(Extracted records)
***

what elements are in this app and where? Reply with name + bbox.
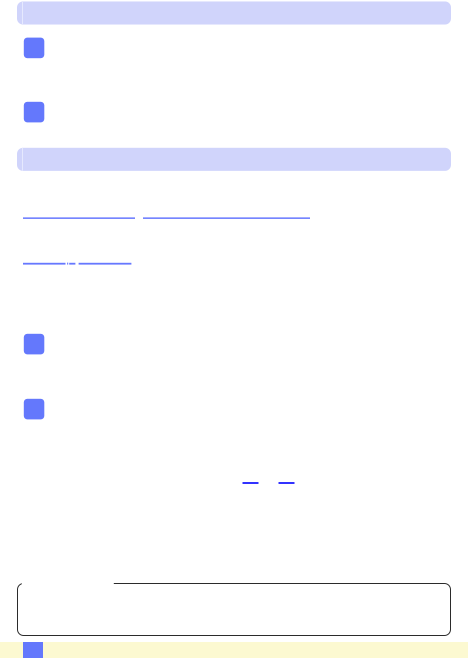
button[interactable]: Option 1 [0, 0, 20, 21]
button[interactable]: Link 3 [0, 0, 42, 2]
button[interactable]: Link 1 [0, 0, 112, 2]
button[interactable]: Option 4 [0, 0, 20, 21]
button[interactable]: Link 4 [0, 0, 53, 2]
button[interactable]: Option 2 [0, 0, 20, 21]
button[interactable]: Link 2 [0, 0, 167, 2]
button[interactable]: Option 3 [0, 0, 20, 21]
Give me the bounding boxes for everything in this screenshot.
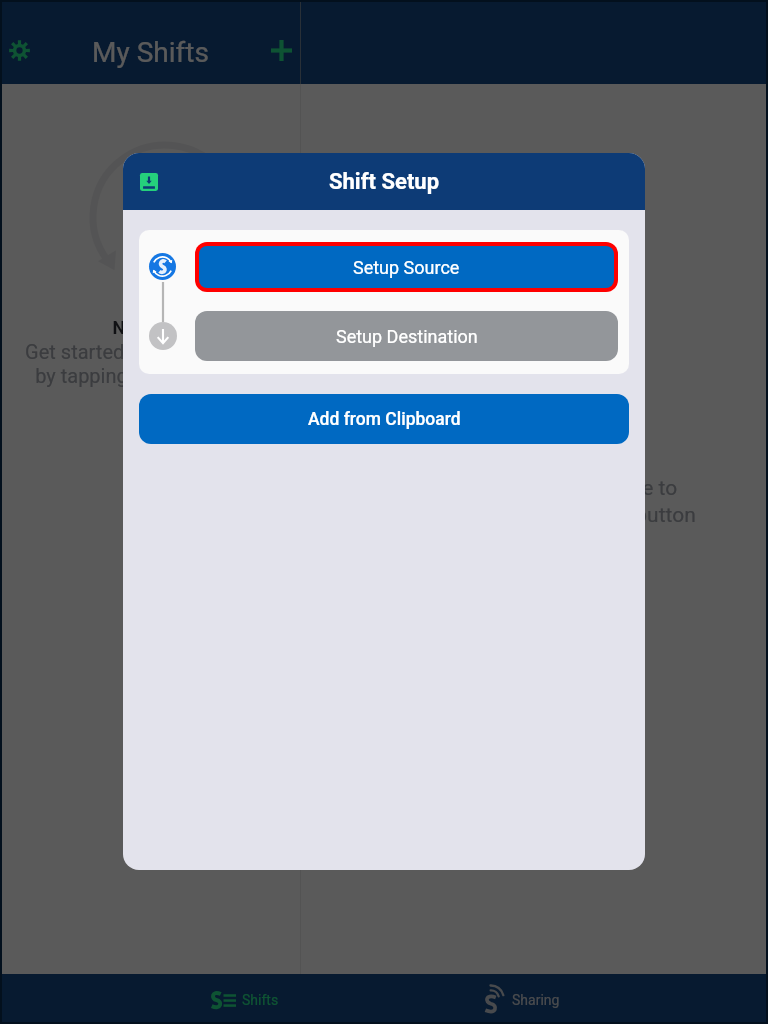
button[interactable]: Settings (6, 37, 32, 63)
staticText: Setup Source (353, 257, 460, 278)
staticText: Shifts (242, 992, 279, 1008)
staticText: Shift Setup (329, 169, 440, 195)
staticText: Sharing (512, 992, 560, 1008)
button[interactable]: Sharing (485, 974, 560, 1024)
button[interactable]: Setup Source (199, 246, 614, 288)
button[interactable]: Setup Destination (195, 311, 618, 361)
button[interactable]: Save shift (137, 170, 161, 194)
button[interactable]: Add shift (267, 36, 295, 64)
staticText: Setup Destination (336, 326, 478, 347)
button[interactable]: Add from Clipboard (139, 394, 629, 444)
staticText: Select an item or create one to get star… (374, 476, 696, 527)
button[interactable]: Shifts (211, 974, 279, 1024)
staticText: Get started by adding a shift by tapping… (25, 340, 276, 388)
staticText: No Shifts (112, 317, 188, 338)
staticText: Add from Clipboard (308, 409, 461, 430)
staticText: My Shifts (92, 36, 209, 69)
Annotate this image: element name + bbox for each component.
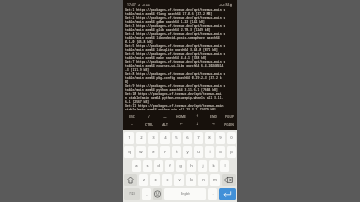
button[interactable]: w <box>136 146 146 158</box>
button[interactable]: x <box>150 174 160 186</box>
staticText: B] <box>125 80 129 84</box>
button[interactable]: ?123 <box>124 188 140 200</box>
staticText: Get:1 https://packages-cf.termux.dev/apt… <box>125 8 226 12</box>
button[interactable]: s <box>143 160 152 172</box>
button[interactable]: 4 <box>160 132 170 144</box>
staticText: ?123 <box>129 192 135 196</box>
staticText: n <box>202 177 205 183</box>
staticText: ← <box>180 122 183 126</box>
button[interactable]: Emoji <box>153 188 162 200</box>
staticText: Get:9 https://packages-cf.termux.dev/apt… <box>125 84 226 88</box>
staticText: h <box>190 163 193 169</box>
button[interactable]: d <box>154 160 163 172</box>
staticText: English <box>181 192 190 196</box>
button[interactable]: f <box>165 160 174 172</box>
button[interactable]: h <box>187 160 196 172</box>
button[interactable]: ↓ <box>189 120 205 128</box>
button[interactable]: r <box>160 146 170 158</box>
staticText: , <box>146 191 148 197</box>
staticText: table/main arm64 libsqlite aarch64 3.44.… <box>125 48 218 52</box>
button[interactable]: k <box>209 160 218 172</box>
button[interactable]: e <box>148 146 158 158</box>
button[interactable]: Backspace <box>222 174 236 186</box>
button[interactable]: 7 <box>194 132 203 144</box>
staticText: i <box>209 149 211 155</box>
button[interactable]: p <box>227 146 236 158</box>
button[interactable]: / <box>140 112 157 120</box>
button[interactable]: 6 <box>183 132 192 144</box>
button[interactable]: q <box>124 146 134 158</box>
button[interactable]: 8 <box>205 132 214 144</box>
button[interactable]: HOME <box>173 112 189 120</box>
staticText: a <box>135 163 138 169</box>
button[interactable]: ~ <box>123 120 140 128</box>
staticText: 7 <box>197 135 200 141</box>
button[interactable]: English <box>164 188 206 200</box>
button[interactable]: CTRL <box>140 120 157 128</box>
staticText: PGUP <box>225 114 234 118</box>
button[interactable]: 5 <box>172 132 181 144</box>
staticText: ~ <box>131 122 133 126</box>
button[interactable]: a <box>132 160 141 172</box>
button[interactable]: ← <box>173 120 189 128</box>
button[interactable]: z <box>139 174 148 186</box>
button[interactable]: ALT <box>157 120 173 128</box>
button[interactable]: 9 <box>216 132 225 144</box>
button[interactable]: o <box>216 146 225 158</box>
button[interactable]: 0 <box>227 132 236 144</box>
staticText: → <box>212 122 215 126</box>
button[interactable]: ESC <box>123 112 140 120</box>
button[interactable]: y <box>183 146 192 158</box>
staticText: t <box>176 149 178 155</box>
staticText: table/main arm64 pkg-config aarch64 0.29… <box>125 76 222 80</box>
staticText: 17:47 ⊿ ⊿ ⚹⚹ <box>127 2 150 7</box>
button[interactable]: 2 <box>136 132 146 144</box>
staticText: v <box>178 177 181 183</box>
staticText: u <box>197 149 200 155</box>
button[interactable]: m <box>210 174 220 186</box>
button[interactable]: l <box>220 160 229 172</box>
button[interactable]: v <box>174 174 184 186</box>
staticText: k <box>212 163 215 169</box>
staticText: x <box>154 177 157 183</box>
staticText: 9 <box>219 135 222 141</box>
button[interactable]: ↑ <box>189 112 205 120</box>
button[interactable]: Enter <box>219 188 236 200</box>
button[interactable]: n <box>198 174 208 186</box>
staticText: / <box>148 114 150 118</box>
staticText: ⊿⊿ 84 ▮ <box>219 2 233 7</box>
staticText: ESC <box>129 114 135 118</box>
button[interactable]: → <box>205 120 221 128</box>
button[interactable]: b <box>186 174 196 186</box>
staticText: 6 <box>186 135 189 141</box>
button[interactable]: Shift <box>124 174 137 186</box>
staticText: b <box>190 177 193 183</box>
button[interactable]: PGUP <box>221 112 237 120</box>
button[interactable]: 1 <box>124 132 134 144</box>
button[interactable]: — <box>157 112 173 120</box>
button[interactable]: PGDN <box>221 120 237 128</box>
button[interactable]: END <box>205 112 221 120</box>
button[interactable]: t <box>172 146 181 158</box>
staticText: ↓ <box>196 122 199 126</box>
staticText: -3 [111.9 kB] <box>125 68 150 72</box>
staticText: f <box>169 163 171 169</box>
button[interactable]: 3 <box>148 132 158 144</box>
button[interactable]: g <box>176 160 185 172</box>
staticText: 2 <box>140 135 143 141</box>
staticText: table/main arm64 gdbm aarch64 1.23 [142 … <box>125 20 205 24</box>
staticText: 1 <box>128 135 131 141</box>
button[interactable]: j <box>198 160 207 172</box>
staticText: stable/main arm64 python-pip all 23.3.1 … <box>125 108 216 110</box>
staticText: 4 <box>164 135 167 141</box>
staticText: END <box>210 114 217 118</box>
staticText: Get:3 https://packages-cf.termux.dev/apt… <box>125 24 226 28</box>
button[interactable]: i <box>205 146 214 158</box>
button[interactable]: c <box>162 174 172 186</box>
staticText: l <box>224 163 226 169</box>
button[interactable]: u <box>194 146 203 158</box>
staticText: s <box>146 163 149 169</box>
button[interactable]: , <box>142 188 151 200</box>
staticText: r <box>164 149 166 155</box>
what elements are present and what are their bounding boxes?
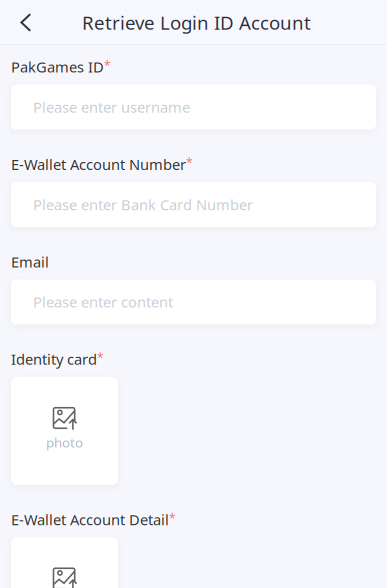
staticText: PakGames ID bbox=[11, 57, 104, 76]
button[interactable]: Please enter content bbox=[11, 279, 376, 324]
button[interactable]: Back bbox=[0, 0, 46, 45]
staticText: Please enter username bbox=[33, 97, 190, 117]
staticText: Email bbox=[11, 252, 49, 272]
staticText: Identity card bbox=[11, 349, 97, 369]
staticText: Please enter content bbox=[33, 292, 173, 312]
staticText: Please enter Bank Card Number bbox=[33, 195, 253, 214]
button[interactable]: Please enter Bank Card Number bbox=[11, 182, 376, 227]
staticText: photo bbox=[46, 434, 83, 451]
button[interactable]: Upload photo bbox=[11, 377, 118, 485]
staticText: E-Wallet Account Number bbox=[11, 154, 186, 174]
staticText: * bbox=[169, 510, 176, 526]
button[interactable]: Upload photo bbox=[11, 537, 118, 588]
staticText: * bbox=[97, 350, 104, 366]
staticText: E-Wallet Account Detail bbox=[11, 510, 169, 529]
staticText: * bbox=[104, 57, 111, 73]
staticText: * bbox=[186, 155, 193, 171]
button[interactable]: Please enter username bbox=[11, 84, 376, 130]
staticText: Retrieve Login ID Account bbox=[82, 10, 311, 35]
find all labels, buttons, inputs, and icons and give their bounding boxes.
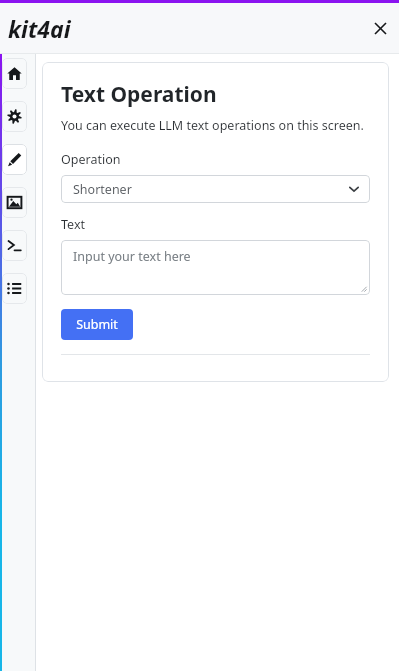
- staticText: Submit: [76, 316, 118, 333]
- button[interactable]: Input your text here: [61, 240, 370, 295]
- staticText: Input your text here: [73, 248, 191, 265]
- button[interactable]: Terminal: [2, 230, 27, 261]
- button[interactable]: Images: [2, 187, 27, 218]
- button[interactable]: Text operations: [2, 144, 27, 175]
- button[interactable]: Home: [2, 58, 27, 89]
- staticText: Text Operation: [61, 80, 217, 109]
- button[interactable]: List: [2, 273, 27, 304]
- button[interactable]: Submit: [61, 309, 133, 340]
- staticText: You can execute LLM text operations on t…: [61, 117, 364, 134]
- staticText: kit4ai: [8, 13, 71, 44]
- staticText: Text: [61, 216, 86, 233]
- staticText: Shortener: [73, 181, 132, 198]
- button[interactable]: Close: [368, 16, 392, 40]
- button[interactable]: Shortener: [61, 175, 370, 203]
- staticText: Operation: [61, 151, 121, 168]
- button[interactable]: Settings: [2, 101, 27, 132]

***

SET PROBLEM: Reproduce verbatim every line between the line containing "button[interactable]: w <box>136" and the line containing "button[interactable]: / <box>140", inclusive.

REPLY TO THE EXERCISE:
button[interactable]: w <box>136 146 146 158</box>
button[interactable]: x <box>150 174 160 186</box>
staticText: B] <box>125 80 129 84</box>
button[interactable]: ?123 <box>124 188 140 200</box>
staticText: Get:1 https://packages-cf.termux.dev/apt… <box>125 8 226 12</box>
button[interactable]: s <box>143 160 152 172</box>
button[interactable]: 4 <box>160 132 170 144</box>
staticText: ?123 <box>129 192 135 196</box>
staticText: n <box>202 177 205 183</box>
staticText: ← <box>180 122 183 126</box>
button[interactable]: Emoji <box>153 188 162 200</box>
staticText: Get:9 https://packages-cf.termux.dev/apt… <box>125 84 226 88</box>
staticText: h <box>190 163 193 169</box>
button[interactable]: d <box>154 160 163 172</box>
staticText: English <box>181 192 190 196</box>
button[interactable]: f <box>165 160 174 172</box>
button[interactable]: h <box>187 160 196 172</box>
button[interactable]: ↓ <box>189 120 205 128</box>
button[interactable]: r <box>160 146 170 158</box>
staticText: , <box>146 191 148 197</box>
staticText: table/main arm64 libsqlite aarch64 3.44.… <box>125 48 218 52</box>
button[interactable]: k <box>209 160 218 172</box>
button[interactable]: e <box>148 146 158 158</box>
button[interactable]: Backspace <box>222 174 236 186</box>
button[interactable]: 7 <box>194 132 203 144</box>
staticText: i <box>209 149 211 155</box>
button[interactable]: p <box>227 146 236 158</box>
button[interactable]: / <box>140 112 157 120</box>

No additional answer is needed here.